* [What to produce]: Extract every line from the entries that contains the word "Enthusiast", matching its case exactly.

## begin

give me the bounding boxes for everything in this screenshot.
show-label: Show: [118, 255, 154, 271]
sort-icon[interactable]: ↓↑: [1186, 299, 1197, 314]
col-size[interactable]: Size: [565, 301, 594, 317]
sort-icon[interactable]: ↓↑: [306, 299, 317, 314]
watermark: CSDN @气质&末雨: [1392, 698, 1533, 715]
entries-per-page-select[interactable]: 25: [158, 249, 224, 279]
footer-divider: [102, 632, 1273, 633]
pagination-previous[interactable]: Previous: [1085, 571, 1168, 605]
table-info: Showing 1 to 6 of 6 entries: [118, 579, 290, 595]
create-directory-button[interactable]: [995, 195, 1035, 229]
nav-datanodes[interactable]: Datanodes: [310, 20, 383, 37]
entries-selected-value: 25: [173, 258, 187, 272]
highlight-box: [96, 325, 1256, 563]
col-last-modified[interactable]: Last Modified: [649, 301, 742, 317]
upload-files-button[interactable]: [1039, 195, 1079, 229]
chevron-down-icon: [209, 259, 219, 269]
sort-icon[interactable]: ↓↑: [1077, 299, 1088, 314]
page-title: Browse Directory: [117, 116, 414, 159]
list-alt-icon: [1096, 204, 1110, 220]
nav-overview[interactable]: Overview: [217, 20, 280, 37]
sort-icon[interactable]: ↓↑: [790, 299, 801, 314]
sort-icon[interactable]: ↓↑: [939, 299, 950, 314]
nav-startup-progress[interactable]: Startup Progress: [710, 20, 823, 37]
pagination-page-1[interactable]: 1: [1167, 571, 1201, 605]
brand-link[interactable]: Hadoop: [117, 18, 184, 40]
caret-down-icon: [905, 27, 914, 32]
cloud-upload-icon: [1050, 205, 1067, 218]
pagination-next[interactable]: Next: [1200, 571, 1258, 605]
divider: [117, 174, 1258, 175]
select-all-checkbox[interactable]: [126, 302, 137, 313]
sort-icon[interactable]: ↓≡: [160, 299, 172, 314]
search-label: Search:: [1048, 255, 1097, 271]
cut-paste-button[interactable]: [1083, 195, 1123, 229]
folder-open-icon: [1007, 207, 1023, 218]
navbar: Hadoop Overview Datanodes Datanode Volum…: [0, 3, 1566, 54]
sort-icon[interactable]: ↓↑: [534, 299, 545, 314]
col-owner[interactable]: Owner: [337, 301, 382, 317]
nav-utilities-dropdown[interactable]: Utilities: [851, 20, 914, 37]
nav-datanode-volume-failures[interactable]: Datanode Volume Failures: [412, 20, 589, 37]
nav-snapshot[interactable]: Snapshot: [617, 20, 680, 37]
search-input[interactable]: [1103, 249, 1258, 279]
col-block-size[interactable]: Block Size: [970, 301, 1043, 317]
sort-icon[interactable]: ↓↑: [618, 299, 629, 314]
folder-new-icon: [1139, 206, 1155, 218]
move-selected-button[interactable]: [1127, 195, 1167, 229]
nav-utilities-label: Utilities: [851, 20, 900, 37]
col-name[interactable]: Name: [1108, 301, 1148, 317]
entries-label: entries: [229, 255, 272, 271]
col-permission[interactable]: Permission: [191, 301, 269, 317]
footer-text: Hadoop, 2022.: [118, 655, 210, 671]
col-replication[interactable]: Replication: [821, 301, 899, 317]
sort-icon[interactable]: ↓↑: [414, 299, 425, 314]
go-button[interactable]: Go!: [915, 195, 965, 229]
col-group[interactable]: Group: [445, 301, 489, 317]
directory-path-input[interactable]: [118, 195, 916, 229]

## end
## begin

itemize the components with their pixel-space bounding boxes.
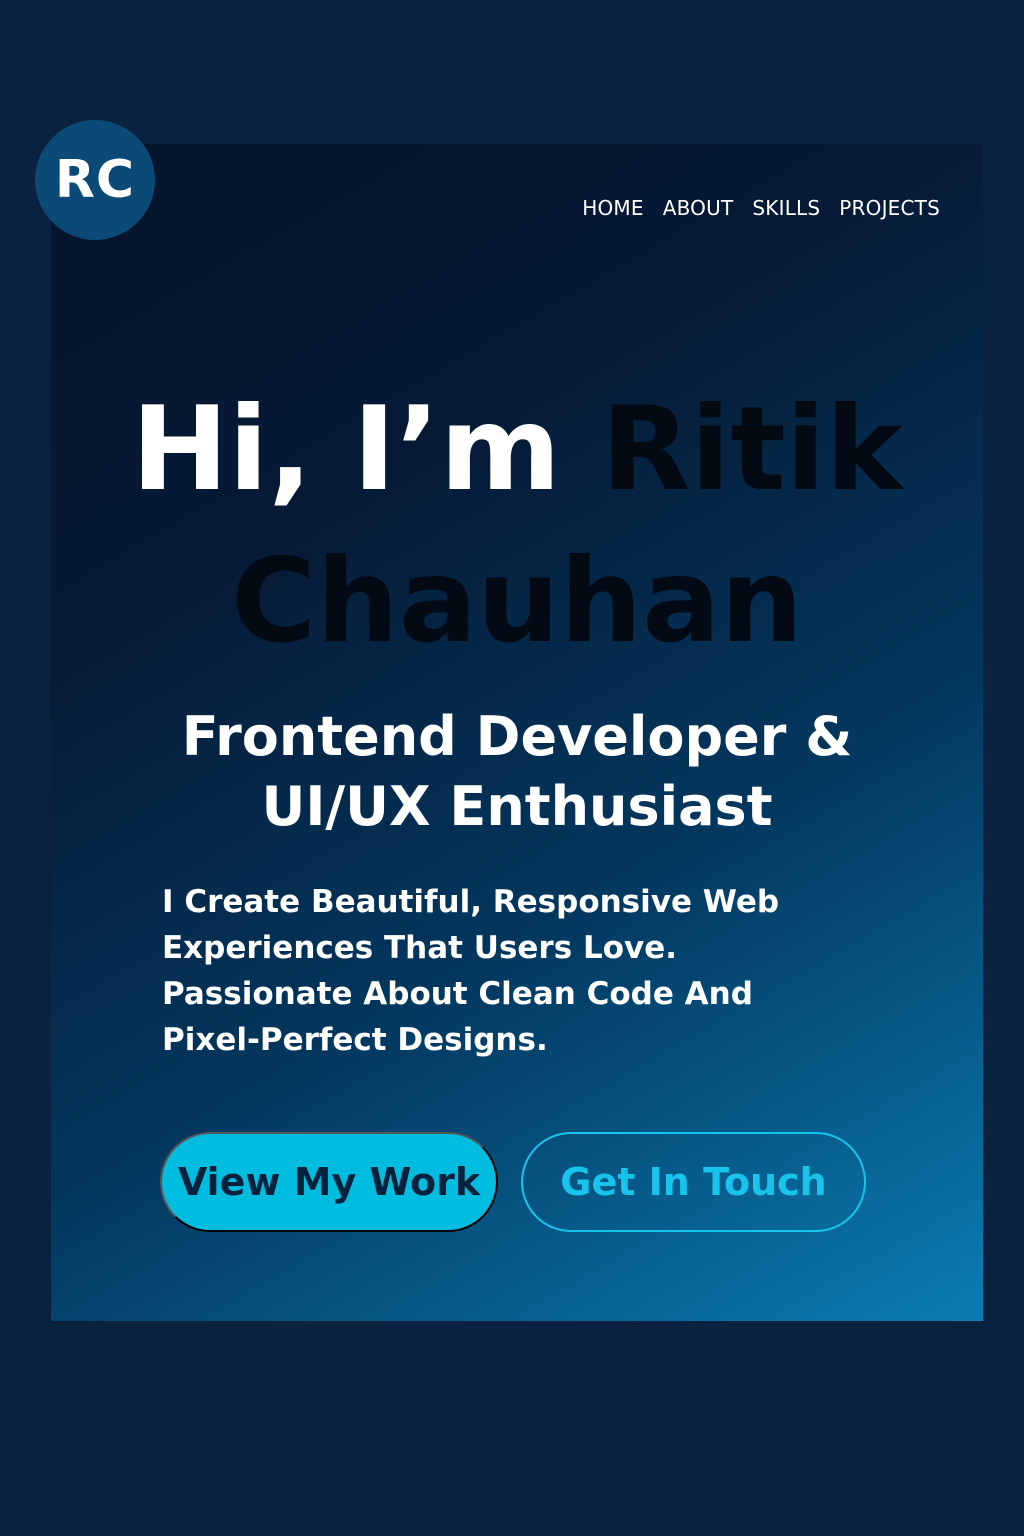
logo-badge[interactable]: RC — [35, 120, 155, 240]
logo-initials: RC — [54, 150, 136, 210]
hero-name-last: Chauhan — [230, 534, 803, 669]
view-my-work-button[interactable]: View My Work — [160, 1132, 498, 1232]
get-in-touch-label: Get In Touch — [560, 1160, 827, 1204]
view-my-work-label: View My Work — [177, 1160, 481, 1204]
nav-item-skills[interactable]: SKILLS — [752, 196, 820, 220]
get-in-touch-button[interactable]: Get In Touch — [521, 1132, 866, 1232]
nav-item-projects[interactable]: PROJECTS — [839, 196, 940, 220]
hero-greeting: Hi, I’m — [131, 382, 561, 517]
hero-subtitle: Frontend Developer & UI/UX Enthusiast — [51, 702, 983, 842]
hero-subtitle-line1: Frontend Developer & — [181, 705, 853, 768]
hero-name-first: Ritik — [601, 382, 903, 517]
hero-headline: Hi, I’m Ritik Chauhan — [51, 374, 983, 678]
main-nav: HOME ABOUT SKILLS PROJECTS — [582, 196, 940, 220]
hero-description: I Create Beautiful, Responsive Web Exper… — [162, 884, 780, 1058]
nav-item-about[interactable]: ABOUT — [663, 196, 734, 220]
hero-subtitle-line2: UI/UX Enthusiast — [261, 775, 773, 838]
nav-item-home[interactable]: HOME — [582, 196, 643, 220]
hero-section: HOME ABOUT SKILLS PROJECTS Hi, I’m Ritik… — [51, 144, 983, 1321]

## end
## begin

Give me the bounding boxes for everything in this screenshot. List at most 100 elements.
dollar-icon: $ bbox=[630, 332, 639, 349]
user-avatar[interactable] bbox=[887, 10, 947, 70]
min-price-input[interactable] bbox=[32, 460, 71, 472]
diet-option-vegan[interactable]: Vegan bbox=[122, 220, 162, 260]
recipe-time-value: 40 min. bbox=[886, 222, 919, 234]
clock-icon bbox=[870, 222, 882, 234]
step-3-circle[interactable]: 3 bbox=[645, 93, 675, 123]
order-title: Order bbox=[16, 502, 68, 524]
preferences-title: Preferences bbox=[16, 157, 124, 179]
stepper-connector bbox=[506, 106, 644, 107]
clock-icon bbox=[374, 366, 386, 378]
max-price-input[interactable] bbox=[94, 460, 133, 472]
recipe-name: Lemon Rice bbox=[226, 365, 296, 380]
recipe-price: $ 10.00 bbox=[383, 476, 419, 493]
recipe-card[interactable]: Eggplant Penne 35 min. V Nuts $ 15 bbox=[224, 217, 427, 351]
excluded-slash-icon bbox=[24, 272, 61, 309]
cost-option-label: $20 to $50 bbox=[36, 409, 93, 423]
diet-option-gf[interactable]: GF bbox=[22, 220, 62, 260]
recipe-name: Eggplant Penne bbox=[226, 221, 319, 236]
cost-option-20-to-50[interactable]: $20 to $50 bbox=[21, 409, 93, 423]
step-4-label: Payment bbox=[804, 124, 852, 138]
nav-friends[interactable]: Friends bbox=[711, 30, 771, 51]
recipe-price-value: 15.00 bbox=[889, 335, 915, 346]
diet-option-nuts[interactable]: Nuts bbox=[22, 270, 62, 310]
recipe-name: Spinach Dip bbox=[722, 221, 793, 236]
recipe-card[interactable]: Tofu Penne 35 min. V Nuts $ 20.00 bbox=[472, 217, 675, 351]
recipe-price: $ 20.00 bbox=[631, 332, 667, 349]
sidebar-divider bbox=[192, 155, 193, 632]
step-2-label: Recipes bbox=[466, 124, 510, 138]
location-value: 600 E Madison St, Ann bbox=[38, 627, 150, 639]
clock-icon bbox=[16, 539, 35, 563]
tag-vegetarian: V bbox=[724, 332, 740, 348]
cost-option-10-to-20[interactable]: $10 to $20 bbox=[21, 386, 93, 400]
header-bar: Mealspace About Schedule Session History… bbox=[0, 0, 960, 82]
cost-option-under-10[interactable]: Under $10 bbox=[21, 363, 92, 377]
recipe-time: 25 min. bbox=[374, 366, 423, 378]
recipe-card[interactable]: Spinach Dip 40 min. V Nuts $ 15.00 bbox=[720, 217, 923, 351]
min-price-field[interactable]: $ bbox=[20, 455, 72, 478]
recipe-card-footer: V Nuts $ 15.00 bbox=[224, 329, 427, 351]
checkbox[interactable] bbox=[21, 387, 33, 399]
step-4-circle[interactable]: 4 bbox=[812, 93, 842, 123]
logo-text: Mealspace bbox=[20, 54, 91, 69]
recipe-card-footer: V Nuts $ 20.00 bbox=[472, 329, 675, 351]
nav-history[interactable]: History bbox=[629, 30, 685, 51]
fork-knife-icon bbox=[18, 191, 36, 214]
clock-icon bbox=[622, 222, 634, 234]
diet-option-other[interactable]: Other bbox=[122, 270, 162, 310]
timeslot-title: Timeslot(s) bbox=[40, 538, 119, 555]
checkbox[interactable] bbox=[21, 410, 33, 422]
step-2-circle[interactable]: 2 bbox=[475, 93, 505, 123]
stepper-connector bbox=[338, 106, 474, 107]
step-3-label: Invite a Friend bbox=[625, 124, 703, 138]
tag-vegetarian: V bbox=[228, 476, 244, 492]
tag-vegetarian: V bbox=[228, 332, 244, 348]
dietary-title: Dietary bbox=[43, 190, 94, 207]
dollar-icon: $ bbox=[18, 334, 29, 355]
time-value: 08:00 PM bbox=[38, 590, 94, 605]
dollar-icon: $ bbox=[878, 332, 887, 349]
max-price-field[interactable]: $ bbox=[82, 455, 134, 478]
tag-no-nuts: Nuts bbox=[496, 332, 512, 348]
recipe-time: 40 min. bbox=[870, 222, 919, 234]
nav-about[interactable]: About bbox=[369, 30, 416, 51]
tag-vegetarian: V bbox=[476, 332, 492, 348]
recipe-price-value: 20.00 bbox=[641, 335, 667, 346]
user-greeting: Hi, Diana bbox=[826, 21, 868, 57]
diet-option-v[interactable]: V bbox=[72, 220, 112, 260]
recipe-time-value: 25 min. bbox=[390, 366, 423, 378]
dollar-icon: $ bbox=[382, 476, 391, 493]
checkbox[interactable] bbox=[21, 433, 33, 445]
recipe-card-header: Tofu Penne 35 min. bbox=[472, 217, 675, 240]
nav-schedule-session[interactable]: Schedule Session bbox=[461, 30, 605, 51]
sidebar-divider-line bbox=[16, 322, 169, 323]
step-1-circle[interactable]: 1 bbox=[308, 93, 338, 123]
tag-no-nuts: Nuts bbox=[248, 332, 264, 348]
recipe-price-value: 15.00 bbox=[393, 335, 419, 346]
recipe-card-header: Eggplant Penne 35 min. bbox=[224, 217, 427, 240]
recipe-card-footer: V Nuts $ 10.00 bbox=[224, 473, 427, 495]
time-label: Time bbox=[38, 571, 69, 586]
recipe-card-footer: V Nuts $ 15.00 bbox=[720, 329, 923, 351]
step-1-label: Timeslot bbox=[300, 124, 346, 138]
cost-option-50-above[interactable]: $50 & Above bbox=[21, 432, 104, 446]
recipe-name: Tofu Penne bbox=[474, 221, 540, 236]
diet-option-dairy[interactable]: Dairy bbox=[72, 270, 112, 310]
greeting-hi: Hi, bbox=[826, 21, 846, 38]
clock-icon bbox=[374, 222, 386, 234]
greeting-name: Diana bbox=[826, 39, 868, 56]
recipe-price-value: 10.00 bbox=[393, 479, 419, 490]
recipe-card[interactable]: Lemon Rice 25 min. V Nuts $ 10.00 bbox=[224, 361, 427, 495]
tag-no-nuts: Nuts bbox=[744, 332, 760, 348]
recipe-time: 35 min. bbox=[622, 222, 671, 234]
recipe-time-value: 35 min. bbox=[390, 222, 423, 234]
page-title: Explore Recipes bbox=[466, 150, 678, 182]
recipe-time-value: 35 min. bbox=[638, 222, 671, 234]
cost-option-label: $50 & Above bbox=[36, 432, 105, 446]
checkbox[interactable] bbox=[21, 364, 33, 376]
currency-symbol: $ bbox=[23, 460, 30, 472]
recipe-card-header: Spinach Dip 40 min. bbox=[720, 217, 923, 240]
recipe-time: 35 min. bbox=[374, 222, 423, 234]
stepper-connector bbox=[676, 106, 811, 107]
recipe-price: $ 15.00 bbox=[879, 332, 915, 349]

## end

* [Exercise output]:
hero-subtitle: Frontend Developer & UI/UX Enthusiast — [51, 702, 983, 842]
hero-subtitle-line2: UI/UX Enthusiast — [261, 775, 773, 838]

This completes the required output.